:: SOURCE RECORDS

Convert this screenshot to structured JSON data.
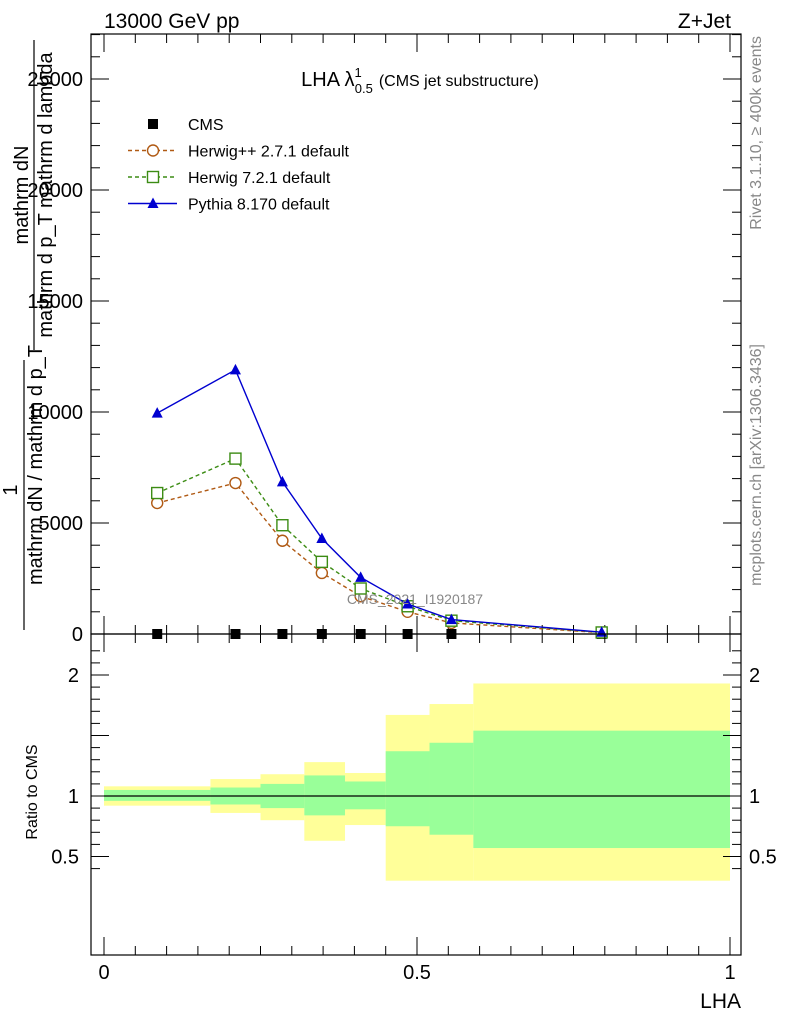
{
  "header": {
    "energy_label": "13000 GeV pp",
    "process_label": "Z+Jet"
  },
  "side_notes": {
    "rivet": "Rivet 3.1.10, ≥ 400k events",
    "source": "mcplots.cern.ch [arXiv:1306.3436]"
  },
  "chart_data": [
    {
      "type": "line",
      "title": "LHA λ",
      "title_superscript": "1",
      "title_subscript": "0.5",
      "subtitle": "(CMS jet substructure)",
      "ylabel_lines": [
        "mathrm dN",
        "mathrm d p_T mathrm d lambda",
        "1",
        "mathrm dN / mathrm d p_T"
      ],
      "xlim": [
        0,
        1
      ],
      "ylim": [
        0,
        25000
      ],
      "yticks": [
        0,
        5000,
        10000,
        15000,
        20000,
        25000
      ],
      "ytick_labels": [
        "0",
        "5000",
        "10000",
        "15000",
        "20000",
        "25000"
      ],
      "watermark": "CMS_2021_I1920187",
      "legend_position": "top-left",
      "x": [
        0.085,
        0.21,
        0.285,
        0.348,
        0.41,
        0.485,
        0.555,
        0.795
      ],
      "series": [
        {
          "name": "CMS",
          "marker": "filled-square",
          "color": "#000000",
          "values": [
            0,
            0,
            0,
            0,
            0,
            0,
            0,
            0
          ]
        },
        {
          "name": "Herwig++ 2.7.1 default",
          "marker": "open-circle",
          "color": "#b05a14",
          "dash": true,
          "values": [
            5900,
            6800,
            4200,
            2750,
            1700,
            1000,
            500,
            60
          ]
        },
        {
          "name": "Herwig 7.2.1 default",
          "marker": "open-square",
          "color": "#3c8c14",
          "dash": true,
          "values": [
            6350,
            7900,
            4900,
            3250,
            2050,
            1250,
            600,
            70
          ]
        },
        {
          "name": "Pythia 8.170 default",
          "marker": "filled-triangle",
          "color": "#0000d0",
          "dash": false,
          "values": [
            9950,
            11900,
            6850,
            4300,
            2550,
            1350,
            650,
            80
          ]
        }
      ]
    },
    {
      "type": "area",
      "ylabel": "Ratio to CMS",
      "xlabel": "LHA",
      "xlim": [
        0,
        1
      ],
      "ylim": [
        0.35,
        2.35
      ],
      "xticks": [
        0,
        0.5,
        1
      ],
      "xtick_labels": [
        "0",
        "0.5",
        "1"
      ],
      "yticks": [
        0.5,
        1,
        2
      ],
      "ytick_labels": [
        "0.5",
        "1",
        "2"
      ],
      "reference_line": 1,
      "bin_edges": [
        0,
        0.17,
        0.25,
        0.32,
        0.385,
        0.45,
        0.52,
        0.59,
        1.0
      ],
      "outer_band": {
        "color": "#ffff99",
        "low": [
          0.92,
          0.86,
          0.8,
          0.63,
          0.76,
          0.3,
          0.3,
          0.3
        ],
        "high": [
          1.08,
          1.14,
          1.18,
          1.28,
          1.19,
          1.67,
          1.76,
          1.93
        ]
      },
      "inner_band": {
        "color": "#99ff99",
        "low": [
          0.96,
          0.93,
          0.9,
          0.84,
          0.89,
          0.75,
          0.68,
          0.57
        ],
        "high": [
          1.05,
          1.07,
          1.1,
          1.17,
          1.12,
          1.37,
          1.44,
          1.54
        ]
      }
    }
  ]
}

::::
:: SOURCE RECORDS

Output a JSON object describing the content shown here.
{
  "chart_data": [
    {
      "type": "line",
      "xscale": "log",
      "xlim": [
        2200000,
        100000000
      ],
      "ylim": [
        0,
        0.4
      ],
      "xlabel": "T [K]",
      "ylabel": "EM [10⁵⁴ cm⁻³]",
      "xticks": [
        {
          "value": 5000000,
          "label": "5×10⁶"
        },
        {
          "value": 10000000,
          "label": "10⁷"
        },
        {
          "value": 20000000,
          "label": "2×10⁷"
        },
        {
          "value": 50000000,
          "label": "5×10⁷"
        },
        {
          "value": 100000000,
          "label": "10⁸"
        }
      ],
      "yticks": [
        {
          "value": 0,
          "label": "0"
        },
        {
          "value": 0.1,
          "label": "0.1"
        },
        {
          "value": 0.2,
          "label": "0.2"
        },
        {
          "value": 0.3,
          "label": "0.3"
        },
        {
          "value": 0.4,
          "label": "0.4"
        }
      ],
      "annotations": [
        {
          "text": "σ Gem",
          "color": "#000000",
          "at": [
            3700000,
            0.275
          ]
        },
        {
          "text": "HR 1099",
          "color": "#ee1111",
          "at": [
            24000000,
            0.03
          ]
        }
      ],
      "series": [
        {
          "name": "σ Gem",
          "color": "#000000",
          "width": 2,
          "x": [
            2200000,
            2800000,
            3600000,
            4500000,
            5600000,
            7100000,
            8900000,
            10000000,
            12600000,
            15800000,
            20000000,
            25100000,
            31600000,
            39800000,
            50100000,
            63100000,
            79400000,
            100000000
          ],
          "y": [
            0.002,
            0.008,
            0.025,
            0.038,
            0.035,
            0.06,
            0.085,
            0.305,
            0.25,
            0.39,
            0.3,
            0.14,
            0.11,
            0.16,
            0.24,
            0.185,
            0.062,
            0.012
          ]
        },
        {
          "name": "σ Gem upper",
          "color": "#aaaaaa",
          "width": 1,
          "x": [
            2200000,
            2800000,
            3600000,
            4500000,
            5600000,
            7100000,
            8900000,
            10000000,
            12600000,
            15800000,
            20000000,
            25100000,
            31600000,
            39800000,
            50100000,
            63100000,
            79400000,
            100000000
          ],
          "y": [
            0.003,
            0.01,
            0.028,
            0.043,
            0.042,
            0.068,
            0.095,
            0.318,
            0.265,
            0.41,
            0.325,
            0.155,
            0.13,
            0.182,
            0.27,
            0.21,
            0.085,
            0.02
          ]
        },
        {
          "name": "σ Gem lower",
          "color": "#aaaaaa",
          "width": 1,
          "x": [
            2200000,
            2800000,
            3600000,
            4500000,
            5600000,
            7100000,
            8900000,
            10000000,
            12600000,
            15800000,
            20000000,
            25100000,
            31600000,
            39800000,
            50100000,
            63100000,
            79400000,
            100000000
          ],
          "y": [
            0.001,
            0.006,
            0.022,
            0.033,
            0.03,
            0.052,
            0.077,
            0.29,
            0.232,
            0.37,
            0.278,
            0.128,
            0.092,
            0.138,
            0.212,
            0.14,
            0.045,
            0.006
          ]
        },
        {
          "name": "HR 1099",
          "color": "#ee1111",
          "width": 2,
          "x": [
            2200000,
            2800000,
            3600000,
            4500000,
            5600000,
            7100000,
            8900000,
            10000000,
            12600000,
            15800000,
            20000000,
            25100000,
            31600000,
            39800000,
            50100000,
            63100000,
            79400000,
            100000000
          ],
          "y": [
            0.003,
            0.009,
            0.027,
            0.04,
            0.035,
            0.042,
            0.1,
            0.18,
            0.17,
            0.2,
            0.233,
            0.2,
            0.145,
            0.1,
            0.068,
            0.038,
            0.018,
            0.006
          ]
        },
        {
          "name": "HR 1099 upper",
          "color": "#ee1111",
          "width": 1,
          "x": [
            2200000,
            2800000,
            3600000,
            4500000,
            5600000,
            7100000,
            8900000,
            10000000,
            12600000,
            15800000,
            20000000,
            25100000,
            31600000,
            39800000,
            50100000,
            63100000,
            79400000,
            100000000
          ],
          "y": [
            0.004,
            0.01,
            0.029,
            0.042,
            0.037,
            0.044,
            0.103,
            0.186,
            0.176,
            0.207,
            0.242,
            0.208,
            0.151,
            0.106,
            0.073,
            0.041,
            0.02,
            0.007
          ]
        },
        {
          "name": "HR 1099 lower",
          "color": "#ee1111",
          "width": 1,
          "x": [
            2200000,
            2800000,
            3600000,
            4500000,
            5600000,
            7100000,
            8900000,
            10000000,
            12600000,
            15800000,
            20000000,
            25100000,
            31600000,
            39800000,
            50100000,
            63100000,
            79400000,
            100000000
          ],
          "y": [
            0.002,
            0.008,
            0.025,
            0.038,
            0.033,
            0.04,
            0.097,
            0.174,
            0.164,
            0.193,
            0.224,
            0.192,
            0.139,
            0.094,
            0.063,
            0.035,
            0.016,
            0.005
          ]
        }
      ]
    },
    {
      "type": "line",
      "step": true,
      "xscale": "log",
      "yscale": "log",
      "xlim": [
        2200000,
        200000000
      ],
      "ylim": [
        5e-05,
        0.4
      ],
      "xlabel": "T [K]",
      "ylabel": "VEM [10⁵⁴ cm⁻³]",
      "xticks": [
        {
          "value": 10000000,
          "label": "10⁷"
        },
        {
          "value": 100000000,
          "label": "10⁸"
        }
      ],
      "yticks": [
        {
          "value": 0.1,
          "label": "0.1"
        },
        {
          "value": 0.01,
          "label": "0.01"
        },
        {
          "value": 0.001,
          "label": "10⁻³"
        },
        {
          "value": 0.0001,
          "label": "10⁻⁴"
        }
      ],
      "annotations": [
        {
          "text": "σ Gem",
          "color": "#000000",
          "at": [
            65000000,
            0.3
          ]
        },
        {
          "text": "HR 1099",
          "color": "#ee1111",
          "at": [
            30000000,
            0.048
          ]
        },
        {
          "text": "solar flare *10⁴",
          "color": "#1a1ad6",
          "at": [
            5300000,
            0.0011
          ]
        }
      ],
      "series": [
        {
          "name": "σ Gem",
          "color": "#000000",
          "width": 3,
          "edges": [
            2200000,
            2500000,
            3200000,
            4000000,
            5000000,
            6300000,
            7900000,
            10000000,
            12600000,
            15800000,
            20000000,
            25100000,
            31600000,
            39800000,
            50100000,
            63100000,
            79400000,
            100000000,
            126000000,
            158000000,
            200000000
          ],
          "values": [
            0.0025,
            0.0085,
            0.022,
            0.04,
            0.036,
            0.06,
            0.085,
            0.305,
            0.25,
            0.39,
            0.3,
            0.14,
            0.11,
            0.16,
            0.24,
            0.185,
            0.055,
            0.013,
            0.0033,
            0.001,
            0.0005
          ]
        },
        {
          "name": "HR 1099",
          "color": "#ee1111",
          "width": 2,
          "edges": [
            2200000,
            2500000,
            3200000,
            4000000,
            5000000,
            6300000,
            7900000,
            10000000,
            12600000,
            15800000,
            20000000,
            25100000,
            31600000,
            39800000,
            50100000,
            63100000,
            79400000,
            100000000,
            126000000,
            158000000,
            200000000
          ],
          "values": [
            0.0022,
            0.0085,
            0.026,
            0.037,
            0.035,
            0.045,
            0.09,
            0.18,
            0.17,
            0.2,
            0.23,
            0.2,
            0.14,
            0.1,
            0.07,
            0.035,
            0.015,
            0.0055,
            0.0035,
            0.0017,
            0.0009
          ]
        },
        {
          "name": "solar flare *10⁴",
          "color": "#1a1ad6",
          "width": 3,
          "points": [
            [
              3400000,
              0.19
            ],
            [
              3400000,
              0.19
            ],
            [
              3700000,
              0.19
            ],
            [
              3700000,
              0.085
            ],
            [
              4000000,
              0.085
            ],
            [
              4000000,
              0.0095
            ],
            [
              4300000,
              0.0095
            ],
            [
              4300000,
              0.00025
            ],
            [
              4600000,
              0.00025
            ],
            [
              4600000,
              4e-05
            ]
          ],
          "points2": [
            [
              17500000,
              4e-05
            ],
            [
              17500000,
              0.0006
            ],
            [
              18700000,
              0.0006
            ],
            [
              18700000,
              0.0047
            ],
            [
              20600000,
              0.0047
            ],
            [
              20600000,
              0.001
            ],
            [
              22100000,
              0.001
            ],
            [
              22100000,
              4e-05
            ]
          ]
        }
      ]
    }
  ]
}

::::

**EXERCISE INSTRUCTIONS:**
Only lines with "marker" are wanted here; list each of them.

**SOLUTION TO THIS EXERCISE:**
          "marker": "filled-square",
          "marker": "open-circle",
          "marker": "open-square",
          "marker": "filled-triangle",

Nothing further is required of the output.